Note each line that includes the word "group". Copy those lines.

» **MATERIAL PROVIDED**:
⁂
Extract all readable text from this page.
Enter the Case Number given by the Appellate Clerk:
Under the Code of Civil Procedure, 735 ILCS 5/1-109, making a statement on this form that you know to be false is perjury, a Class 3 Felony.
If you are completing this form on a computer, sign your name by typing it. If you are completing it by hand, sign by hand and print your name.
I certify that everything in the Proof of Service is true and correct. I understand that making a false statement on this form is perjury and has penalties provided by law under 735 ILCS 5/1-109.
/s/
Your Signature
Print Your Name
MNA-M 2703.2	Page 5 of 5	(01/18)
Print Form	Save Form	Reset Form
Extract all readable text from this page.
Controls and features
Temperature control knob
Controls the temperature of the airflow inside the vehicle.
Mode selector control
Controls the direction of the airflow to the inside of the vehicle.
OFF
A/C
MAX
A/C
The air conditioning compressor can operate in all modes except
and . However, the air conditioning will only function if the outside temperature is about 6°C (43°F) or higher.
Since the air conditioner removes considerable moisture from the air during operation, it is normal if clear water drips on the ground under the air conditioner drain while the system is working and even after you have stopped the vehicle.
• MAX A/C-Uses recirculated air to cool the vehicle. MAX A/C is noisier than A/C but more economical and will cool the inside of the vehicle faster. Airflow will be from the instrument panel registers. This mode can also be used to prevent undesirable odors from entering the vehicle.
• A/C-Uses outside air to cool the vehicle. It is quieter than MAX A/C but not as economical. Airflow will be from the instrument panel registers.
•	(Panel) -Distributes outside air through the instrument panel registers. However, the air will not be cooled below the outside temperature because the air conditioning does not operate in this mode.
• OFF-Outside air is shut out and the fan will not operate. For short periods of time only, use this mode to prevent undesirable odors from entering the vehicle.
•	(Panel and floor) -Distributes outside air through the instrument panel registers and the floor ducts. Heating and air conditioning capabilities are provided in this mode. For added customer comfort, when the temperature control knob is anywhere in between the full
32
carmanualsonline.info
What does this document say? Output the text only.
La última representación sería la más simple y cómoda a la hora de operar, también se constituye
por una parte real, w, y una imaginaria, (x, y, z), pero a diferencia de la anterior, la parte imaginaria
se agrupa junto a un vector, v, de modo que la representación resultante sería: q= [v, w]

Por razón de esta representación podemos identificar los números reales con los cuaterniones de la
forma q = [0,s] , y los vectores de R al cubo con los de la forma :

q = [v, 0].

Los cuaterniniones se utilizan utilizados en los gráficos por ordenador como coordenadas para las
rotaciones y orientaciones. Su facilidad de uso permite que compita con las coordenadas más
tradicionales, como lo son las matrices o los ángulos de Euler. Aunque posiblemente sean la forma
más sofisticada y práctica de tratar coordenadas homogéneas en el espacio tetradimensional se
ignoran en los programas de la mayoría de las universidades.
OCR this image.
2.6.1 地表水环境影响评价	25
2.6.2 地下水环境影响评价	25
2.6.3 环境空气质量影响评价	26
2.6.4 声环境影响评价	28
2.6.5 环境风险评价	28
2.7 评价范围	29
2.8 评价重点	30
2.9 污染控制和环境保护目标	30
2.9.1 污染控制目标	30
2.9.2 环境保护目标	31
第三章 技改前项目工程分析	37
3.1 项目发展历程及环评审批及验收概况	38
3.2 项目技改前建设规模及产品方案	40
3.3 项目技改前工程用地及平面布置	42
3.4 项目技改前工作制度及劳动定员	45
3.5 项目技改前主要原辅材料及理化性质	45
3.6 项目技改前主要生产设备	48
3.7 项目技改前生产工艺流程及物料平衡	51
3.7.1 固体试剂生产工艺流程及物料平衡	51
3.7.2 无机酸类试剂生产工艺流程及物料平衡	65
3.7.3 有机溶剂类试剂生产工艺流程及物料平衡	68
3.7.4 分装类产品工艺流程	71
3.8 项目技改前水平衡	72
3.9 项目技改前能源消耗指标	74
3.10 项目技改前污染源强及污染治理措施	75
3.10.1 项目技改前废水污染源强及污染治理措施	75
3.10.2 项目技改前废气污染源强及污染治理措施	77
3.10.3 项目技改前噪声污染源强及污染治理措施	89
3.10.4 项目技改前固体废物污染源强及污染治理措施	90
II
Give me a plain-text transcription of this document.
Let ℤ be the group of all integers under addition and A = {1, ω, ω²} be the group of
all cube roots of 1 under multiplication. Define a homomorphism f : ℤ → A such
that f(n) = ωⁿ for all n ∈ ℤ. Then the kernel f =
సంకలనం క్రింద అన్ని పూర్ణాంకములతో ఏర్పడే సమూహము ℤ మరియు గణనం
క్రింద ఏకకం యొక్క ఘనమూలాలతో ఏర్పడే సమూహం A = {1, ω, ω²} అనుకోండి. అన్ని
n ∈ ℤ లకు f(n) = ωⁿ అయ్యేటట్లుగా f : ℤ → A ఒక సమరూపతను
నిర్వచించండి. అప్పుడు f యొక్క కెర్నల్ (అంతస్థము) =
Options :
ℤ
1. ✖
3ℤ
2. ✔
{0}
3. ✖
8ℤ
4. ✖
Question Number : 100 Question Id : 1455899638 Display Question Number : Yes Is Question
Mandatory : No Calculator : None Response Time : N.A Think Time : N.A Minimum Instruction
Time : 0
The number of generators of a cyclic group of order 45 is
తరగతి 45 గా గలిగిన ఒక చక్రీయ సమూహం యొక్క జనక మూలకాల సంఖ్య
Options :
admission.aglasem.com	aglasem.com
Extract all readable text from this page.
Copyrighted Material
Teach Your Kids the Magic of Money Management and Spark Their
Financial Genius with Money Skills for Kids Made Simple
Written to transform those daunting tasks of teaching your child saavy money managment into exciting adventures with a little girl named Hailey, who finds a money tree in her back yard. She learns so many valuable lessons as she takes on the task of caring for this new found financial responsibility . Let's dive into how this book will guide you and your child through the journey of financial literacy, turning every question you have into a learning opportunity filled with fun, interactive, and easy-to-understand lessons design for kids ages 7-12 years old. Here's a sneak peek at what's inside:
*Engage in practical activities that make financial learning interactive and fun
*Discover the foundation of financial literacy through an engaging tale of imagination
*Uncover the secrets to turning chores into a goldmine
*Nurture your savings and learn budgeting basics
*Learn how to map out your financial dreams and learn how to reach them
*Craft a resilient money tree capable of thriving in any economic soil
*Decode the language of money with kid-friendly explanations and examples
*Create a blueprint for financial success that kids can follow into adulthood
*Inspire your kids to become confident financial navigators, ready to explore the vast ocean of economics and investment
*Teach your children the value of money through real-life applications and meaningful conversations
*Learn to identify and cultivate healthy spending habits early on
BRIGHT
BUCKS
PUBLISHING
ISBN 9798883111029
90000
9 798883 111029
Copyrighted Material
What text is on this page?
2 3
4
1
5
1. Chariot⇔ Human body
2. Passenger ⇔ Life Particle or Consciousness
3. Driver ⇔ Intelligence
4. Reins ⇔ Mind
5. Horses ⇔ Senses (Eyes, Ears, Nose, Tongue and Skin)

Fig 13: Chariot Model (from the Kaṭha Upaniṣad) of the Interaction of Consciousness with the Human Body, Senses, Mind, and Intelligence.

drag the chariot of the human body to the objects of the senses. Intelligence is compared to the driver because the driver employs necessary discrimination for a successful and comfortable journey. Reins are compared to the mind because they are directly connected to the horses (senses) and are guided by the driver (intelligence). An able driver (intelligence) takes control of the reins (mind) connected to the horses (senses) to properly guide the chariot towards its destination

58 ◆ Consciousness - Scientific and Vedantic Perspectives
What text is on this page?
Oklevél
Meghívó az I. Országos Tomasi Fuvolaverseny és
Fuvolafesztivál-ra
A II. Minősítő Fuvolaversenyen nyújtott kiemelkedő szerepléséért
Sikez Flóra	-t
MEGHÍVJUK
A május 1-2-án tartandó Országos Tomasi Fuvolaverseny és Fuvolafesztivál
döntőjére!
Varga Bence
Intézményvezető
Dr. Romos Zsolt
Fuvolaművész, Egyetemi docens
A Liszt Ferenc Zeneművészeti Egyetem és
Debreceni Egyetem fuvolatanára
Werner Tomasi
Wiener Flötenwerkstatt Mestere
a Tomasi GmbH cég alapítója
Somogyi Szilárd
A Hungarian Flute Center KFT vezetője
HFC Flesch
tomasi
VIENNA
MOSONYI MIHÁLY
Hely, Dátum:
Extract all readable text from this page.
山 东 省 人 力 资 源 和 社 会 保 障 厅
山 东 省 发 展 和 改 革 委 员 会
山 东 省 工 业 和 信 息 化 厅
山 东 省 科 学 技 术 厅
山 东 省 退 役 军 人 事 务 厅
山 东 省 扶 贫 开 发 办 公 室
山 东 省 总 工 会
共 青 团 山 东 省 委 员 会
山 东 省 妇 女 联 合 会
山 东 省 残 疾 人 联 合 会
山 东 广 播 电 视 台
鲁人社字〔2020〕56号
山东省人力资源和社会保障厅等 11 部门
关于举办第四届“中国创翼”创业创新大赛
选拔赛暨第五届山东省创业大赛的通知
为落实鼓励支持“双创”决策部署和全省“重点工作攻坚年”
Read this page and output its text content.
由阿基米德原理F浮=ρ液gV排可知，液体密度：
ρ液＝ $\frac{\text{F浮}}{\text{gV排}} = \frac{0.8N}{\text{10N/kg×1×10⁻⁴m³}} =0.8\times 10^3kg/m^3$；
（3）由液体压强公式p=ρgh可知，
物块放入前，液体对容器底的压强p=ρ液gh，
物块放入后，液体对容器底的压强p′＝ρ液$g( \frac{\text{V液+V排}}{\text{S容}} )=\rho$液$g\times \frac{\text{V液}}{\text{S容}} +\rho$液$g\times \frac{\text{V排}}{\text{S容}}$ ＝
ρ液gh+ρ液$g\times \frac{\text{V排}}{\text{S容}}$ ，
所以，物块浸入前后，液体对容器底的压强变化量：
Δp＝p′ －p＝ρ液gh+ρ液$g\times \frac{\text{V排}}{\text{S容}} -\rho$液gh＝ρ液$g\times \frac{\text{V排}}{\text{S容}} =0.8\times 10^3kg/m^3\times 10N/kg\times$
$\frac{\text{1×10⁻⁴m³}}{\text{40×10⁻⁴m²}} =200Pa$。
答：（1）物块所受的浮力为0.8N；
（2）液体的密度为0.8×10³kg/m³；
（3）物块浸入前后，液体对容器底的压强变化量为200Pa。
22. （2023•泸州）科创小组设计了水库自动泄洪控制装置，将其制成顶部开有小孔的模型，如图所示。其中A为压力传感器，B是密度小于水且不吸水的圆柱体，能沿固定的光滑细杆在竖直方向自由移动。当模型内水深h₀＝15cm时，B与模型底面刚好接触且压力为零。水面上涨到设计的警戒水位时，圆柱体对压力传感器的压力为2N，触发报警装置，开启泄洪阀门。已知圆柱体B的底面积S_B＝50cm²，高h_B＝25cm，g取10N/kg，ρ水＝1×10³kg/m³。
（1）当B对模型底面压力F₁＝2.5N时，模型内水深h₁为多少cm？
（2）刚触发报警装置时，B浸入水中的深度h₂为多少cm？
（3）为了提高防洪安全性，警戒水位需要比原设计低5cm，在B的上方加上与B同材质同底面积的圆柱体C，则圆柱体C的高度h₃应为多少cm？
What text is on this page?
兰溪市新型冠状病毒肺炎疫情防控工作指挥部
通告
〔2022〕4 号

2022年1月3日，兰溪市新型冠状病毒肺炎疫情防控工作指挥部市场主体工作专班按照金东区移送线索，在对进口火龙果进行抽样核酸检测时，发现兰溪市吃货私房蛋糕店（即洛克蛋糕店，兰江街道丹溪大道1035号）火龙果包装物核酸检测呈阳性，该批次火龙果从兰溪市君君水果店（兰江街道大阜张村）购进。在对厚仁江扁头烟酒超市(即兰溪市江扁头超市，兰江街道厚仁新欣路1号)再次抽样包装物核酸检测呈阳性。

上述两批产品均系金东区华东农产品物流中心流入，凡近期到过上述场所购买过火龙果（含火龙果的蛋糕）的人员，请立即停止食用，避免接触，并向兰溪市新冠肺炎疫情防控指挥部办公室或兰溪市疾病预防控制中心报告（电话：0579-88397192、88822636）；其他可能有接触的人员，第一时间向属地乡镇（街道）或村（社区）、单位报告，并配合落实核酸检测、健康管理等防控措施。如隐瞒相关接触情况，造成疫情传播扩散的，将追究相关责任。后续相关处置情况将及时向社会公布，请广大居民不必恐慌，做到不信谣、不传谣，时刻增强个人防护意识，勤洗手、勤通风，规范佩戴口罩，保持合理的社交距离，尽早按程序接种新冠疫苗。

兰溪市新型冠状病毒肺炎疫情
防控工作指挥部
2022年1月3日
⁂
» **CORRECT RESULT**:
Let ℤ be the group of all integers under addition and A = {1, ω, ω²} be the group of
The number of generators of a cyclic group of order 45 is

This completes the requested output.